[[ Information given open ]]

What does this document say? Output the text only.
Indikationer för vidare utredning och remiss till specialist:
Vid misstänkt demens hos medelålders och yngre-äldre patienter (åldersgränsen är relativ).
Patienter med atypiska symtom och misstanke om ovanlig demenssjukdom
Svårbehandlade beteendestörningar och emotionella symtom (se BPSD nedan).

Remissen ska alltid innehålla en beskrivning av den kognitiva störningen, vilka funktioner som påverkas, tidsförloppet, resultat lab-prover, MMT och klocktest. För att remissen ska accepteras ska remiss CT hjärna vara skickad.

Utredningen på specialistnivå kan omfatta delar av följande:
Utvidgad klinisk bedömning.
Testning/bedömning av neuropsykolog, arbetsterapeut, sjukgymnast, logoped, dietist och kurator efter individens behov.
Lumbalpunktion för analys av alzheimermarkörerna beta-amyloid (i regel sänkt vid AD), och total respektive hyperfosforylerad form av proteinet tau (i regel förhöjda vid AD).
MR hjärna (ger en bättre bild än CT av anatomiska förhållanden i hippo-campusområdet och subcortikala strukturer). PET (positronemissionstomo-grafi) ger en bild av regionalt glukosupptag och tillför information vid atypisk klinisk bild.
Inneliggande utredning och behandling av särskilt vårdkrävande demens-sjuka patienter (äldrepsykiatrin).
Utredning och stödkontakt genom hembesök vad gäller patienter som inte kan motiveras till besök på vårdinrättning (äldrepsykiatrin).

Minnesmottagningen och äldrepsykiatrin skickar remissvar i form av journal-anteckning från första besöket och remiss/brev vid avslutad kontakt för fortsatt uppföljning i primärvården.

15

[[ Information given closed ]]

Instructions to follow
The data should be copied out in full, exactly as it reads.

Result
What does this document say? Output the text only.
Indikationer för vidare utredning och remiss till specialist:
Vid misstänkt demens hos medelålders och yngre-äldre patienter (åldersgränsen är relativ).
Patienter med atypiska symtom och misstanke om ovanlig demenssjukdom
Svårbehandlade beteendestörningar och emotionella symtom (se BPSD nedan).

Remissen ska alltid innehålla en beskrivning av den kognitiva störningen, vilka funktioner som påverkas, tidsförloppet, resultat lab-prover, MMT och klocktest. För att remissen ska accepteras ska remiss CT hjärna vara skickad.

Utredningen på specialistnivå kan omfatta delar av följande:
Utvidgad klinisk bedömning.
Testning/bedömning av neuropsykolog, arbetsterapeut, sjukgymnast, logoped, dietist och kurator efter individens behov.
Lumbalpunktion för analys av alzheimermarkörerna beta-amyloid (i regel sänkt vid AD), och total respektive hyperfosforylerad form av proteinet tau (i regel förhöjda vid AD).
MR hjärna (ger en bättre bild än CT av anatomiska förhållanden i hippo-campusområdet och subcortikala strukturer). PET (positronemissionstomo-grafi) ger en bild av regionalt glukosupptag och tillför information vid atypisk klinisk bild.
Inneliggande utredning och behandling av särskilt vårdkrävande demens-sjuka patienter (äldrepsykiatrin).
Utredning och stödkontakt genom hembesök vad gäller patienter som inte kan motiveras till besök på vårdinrättning (äldrepsykiatrin).

Minnesmottagningen och äldrepsykiatrin skickar remissvar i form av journal-anteckning från första besöket och remiss/brev vid avslutad kontakt för fortsatt uppföljning i primärvården.

15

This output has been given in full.